* EXERCISE GOAL *
Exactly reproduce each record listed below.

--- Start RECORD EXCERPTS ---

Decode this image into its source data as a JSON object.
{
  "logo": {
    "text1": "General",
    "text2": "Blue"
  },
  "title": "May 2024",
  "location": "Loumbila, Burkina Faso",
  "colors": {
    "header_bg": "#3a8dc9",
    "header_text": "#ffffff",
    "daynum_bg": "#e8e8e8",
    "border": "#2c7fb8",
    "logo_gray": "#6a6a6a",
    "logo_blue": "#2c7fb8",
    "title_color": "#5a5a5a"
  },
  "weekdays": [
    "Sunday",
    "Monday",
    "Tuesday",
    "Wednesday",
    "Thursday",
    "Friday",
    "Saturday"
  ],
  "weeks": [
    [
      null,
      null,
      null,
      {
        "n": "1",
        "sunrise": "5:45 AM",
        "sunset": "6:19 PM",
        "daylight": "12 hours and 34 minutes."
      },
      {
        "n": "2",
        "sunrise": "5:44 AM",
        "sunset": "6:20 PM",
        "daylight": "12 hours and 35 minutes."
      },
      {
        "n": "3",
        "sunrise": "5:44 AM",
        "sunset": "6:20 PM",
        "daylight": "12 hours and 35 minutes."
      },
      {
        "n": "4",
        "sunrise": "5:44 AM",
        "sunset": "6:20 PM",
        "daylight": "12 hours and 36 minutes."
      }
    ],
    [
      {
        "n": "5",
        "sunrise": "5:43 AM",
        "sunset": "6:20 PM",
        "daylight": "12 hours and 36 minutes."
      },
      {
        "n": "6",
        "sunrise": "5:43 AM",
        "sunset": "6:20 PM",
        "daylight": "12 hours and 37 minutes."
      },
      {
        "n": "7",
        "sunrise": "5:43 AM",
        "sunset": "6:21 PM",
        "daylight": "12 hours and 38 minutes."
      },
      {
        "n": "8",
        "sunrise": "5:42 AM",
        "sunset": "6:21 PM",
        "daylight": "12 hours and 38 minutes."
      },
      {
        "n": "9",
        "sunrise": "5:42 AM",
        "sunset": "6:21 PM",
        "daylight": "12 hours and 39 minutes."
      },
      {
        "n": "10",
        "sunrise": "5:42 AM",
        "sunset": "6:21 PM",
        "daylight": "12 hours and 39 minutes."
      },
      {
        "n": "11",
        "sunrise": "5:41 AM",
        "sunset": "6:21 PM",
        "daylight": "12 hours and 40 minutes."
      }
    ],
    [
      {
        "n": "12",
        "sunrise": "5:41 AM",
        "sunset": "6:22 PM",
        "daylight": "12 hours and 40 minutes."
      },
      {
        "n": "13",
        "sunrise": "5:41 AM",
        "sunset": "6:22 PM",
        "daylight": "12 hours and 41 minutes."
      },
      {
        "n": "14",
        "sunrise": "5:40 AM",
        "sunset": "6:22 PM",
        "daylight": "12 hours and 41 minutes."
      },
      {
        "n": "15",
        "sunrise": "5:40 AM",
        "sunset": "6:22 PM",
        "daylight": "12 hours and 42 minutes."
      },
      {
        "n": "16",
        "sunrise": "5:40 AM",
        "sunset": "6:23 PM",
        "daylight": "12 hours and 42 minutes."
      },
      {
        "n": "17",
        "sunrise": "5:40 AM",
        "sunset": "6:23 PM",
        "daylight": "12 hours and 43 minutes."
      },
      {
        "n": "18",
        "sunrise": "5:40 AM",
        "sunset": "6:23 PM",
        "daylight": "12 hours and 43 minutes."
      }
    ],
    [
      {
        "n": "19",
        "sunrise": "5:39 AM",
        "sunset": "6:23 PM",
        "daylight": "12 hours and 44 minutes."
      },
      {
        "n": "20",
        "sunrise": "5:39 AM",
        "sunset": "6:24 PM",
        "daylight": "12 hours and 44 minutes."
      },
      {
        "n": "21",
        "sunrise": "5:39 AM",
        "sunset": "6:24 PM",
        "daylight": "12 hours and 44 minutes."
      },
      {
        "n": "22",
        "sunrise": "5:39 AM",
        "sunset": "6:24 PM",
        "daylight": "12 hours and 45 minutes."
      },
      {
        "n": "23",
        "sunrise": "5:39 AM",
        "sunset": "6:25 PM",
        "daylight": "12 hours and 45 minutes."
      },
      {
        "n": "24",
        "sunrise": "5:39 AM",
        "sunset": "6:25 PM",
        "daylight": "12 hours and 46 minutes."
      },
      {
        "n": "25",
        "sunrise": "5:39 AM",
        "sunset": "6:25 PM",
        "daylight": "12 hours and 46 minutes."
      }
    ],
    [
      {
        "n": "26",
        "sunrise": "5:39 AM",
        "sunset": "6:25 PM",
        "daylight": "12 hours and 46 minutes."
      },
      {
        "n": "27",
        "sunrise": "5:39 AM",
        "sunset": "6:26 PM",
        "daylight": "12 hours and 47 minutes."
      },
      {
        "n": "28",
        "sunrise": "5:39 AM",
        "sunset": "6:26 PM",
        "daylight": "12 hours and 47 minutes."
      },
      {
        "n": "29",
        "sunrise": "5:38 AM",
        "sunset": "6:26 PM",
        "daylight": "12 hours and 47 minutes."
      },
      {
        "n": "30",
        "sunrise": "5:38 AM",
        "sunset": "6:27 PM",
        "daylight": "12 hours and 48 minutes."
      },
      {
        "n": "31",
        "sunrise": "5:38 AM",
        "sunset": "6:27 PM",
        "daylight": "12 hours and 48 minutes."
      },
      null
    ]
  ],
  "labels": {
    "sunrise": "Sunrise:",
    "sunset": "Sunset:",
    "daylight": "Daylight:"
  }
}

--- End RECORD EXCERPTS ---

* CORRECT RESULT *
Decode this image into its source data as a JSON object.
{
  "logo": {
    "text1": "General",
    "text2": "Blue"
  },
  "title": "May 2024",
  "location": "Loumbila, Burkina Faso",
  "colors": {
    "header_bg": "#3a8dc9",
    "header_text": "#ffffff",
    "daynum_bg": "#e8e8e8",
    "border": "#2c7fb8",
    "logo_gray": "#6a6a6a",
    "logo_blue": "#2c7fb8",
    "title_color": "#5a5a5a"
  },
  "weekdays": [
    "Sunday",
    "Monday",
    "Tuesday",
    "Wednesday",
    "Thursday",
    "Friday",
    "Saturday"
  ],
  "weeks": [
    [
      null,
      null,
      null,
      {
        "n": "1",
        "sunrise": "5:45 AM",
        "sunset": "6:19 PM",
        "daylight": "12 hours and 34 minutes."
      },
      {
        "n": "2",
        "sunrise": "5:44 AM",
        "sunset": "6:20 PM",
        "daylight": "12 hours and 35 minutes."
      },
      {
        "n": "3",
        "sunrise": "5:44 AM",
        "sunset": "6:20 PM",
        "daylight": "12 hours and 35 minutes."
      },
      {
        "n": "4",
        "sunrise": "5:44 AM",
        "sunset": "6:20 PM",
        "daylight": "12 hours and 36 minutes."
      }
    ],
    [
      {
        "n": "5",
        "sunrise": "5:43 AM",
        "sunset": "6:20 PM",
        "daylight": "12 hours and 36 minutes."
      },
      {
        "n": "6",
        "sunrise": "5:43 AM",
        "sunset": "6:20 PM",
        "daylight": "12 hours and 37 minutes."
      },
      {
        "n": "7",
        "sunrise": "5:43 AM",
        "sunset": "6:21 PM",
        "daylight": "12 hours and 38 minutes."
      },
      {
        "n": "8",
        "sunrise": "5:42 AM",
        "sunset": "6:21 PM",
        "daylight": "12 hours and 38 minutes."
      },
      {
        "n": "9",
        "sunrise": "5:42 AM",
        "sunset": "6:21 PM",
        "daylight": "12 hours and 39 minutes."
      },
      {
        "n": "10",
        "sunrise": "5:42 AM",
        "sunset": "6:21 PM",
        "daylight": "12 hours and 39 minutes."
      },
      {
        "n": "11",
        "sunrise": "5:41 AM",
        "sunset": "6:21 PM",
        "daylight": "12 hours and 40 minutes."
      }
    ],
    [
      {
        "n": "12",
        "sunrise": "5:41 AM",
        "sunset": "6:22 PM",
        "daylight": "12 hours and 40 minutes."
      },
      {
        "n": "13",
        "sunrise": "5:41 AM",
        "sunset": "6:22 PM",
        "daylight": "12 hours and 41 minutes."
      },
      {
        "n": "14",
        "sunrise": "5:40 AM",
        "sunset": "6:22 PM",
        "daylight": "12 hours and 41 minutes."
      },
      {
        "n": "15",
        "sunrise": "5:40 AM",
        "sunset": "6:22 PM",
        "daylight": "12 hours and 42 minutes."
      },
      {
        "n": "16",
        "sunrise": "5:40 AM",
        "sunset": "6:23 PM",
        "daylight": "12 hours and 42 minutes."
      },
      {
        "n": "17",
        "sunrise": "5:40 AM",
        "sunset": "6:23 PM",
        "daylight": "12 hours and 43 minutes."
      },
      {
        "n": "18",
        "sunrise": "5:40 AM",
        "sunset": "6:23 PM",
        "daylight": "12 hours and 43 minutes."
      }
    ],
    [
      {
        "n": "19",
        "sunrise": "5:39 AM",
        "sunset": "6:23 PM",
        "daylight": "12 hours and 44 minutes."
      },
      {
        "n": "20",
        "sunrise": "5:39 AM",
        "sunset": "6:24 PM",
        "daylight": "12 hours and 44 minutes."
      },
      {
        "n": "21",
        "sunrise": "5:39 AM",
        "sunset": "6:24 PM",
        "daylight": "12 hours and 44 minutes."
      },
      {
        "n": "22",
        "sunrise": "5:39 AM",
        "sunset": "6:24 PM",
        "daylight": "12 hours and 45 minutes."
      },
      {
        "n": "23",
        "sunrise": "5:39 AM",
        "sunset": "6:25 PM",
        "daylight": "12 hours and 45 minutes."
      },
      {
        "n": "24",
        "sunrise": "5:39 AM",
        "sunset": "6:25 PM",
        "daylight": "12 hours and 46 minutes."
      },
      {
        "n": "25",
        "sunrise": "5:39 AM",
        "sunset": "6:25 PM",
        "daylight": "12 hours and 46 minutes."
      }
    ],
    [
      {
        "n": "26",
        "sunrise": "5:39 AM",
        "sunset": "6:25 PM",
        "daylight": "12 hours and 46 minutes."
      },
      {
        "n": "27",
        "sunrise": "5:39 AM",
        "sunset": "6:26 PM",
        "daylight": "12 hours and 47 minutes."
      },
      {
        "n": "28",
        "sunrise": "5:39 AM",
        "sunset": "6:26 PM",
        "daylight": "12 hours and 47 minutes."
      },
      {
        "n": "29",
        "sunrise": "5:38 AM",
        "sunset": "6:26 PM",
        "daylight": "12 hours and 47 minutes."
      },
      {
        "n": "30",
        "sunrise": "5:38 AM",
        "sunset": "6:27 PM",
        "daylight": "12 hours and 48 minutes."
      },
      {
        "n": "31",
        "sunrise": "5:38 AM",
        "sunset": "6:27 PM",
        "daylight": "12 hours and 48 minutes."
      },
      null
    ]
  ],
  "labels": {
    "sunrise": "Sunrise:",
    "sunset": "Sunset:",
    "daylight": "Daylight:"
  }
}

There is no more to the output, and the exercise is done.